Element and coordinate records:
----

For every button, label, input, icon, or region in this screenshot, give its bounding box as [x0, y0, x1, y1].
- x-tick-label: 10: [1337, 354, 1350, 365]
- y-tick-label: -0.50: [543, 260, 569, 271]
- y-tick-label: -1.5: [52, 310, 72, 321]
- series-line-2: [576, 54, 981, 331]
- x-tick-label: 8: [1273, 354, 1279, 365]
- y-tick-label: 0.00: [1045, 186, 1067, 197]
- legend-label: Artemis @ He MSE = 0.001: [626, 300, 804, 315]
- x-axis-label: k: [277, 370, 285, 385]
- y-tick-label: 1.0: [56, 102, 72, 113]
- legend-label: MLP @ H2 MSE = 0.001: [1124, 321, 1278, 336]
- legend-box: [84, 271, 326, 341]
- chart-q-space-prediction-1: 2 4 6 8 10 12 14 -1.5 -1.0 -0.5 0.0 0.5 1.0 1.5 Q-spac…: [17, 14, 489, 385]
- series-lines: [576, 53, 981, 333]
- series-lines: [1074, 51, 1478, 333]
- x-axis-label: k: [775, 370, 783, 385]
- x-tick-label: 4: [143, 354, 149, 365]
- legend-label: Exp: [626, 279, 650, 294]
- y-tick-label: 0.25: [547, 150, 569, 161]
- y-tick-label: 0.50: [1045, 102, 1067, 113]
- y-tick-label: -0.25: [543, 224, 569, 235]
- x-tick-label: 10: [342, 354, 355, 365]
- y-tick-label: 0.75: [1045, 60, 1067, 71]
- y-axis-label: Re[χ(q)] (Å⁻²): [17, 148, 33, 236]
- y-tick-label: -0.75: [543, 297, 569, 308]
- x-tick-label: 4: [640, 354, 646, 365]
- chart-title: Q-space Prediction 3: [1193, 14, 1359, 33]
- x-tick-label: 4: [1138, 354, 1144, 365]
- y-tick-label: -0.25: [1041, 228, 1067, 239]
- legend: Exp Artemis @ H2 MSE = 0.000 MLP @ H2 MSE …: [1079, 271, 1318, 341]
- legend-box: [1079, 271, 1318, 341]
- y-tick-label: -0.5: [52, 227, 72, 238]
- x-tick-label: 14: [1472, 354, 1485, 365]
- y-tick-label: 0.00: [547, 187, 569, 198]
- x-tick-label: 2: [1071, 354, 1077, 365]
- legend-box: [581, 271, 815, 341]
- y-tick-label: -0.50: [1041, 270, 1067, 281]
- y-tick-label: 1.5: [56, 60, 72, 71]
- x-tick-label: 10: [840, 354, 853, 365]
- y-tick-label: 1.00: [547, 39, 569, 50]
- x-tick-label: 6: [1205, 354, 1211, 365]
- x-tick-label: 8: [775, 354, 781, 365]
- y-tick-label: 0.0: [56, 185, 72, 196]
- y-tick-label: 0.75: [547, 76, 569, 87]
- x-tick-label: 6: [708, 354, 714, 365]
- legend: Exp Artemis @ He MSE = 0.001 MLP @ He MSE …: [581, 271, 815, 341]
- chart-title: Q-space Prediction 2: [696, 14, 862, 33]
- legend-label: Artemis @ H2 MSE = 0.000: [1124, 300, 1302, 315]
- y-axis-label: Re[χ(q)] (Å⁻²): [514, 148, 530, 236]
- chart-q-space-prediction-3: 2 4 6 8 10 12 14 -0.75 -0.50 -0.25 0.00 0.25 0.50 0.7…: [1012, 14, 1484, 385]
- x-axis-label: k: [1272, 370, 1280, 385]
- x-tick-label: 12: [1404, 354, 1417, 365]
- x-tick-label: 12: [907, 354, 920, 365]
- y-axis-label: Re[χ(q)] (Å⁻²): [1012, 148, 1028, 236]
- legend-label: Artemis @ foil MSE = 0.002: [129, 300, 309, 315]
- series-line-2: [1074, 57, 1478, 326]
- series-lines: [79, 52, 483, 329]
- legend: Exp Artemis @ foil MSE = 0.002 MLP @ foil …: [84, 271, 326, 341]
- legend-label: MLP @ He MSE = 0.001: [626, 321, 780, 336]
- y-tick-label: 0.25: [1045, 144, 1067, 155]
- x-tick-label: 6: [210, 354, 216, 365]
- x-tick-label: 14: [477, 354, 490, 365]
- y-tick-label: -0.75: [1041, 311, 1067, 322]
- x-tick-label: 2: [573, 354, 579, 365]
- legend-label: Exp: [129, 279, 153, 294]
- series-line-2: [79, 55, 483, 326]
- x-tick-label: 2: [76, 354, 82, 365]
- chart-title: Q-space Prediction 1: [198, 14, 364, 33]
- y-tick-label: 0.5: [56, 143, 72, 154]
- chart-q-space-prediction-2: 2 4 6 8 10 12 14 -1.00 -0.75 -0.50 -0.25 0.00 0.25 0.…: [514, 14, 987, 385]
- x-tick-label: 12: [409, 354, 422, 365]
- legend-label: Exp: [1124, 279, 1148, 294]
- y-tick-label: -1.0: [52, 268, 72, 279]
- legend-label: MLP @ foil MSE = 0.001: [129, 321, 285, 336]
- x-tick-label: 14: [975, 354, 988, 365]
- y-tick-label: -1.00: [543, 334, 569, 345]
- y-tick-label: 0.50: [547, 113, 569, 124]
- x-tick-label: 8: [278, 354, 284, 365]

----

## What to do
Reproduce every line of the records above word for word.

## Expected answer
For every button, label, input, icon, or region in this screenshot, give its bounding box as [x0, y0, x1, y1].
- x-tick-label: 10: [1337, 354, 1350, 365]
- y-tick-label: -0.50: [543, 260, 569, 271]
- y-tick-label: -1.5: [52, 310, 72, 321]
- series-line-2: [576, 54, 981, 331]
- x-tick-label: 8: [1273, 354, 1279, 365]
- y-tick-label: 0.00: [1045, 186, 1067, 197]
- legend-label: Artemis @ He MSE = 0.001: [626, 300, 804, 315]
- x-axis-label: k: [277, 370, 285, 385]
- y-tick-label: 1.0: [56, 102, 72, 113]
- legend-label: MLP @ H2 MSE = 0.001: [1124, 321, 1278, 336]
- legend-box: [84, 271, 326, 341]
- chart-q-space-prediction-1: 2 4 6 8 10 12 14 -1.5 -1.0 -0.5 0.0 0.5 1.0 1.5 Q-spac…: [17, 14, 489, 385]
- series-lines: [576, 53, 981, 333]
- series-lines: [1074, 51, 1478, 333]
- x-axis-label: k: [775, 370, 783, 385]
- x-tick-label: 4: [143, 354, 149, 365]
- legend-label: Exp: [626, 279, 650, 294]
- y-tick-label: 0.25: [547, 150, 569, 161]
- y-tick-label: 0.50: [1045, 102, 1067, 113]
- y-tick-label: -0.25: [543, 224, 569, 235]
- x-tick-label: 10: [342, 354, 355, 365]
- y-tick-label: 0.75: [1045, 60, 1067, 71]
- y-axis-label: Re[χ(q)] (Å⁻²): [17, 148, 33, 236]
- y-tick-label: -0.75: [543, 297, 569, 308]
- x-tick-label: 4: [640, 354, 646, 365]
- chart-title: Q-space Prediction 3: [1193, 14, 1359, 33]
- x-tick-label: 4: [1138, 354, 1144, 365]
- y-tick-label: -0.25: [1041, 228, 1067, 239]
- legend: Exp Artemis @ H2 MSE = 0.000 MLP @ H2 MSE …: [1079, 271, 1318, 341]
- legend-box: [1079, 271, 1318, 341]
- y-tick-label: -0.5: [52, 227, 72, 238]
- x-tick-label: 14: [1472, 354, 1485, 365]
- y-tick-label: 0.00: [547, 187, 569, 198]
- x-tick-label: 2: [1071, 354, 1077, 365]
- legend-box: [581, 271, 815, 341]
- y-tick-label: -0.50: [1041, 270, 1067, 281]
- y-tick-label: 1.5: [56, 60, 72, 71]
- x-tick-label: 10: [840, 354, 853, 365]
- y-tick-label: 1.00: [547, 39, 569, 50]
- x-tick-label: 6: [1205, 354, 1211, 365]
- x-tick-label: 8: [775, 354, 781, 365]
- y-tick-label: 0.0: [56, 185, 72, 196]
- y-tick-label: 0.75: [547, 76, 569, 87]
- x-tick-label: 6: [708, 354, 714, 365]
- legend: Exp Artemis @ He MSE = 0.001 MLP @ He MSE …: [581, 271, 815, 341]
- chart-title: Q-space Prediction 2: [696, 14, 862, 33]
- legend-label: Artemis @ H2 MSE = 0.000: [1124, 300, 1302, 315]
- y-axis-label: Re[χ(q)] (Å⁻²): [514, 148, 530, 236]
- chart-q-space-prediction-3: 2 4 6 8 10 12 14 -0.75 -0.50 -0.25 0.00 0.25 0.50 0.7…: [1012, 14, 1484, 385]
- x-axis-label: k: [1272, 370, 1280, 385]
- x-tick-label: 12: [1404, 354, 1417, 365]
- x-tick-label: 12: [907, 354, 920, 365]
- y-axis-label: Re[χ(q)] (Å⁻²): [1012, 148, 1028, 236]
- legend-label: Artemis @ foil MSE = 0.002: [129, 300, 309, 315]
- series-line-2: [1074, 57, 1478, 326]
- series-lines: [79, 52, 483, 329]
- legend: Exp Artemis @ foil MSE = 0.002 MLP @ foil …: [84, 271, 326, 341]
- legend-label: MLP @ He MSE = 0.001: [626, 321, 780, 336]
- y-tick-label: 0.25: [1045, 144, 1067, 155]
- x-tick-label: 6: [210, 354, 216, 365]
- x-tick-label: 14: [477, 354, 490, 365]
- y-tick-label: -0.75: [1041, 311, 1067, 322]
- x-tick-label: 2: [573, 354, 579, 365]
- legend-label: Exp: [129, 279, 153, 294]
- series-line-2: [79, 55, 483, 326]
- x-tick-label: 2: [76, 354, 82, 365]
- chart-title: Q-space Prediction 1: [198, 14, 364, 33]
- y-tick-label: 0.5: [56, 143, 72, 154]
- chart-q-space-prediction-2: 2 4 6 8 10 12 14 -1.00 -0.75 -0.50 -0.25 0.00 0.25 0.…: [514, 14, 987, 385]
- x-tick-label: 12: [409, 354, 422, 365]
- legend-label: Exp: [1124, 279, 1148, 294]
- y-tick-label: -1.0: [52, 268, 72, 279]
- legend-label: MLP @ foil MSE = 0.001: [129, 321, 285, 336]
- x-tick-label: 14: [975, 354, 988, 365]
- y-tick-label: -1.00: [543, 334, 569, 345]
- y-tick-label: 0.50: [547, 113, 569, 124]
- x-tick-label: 8: [278, 354, 284, 365]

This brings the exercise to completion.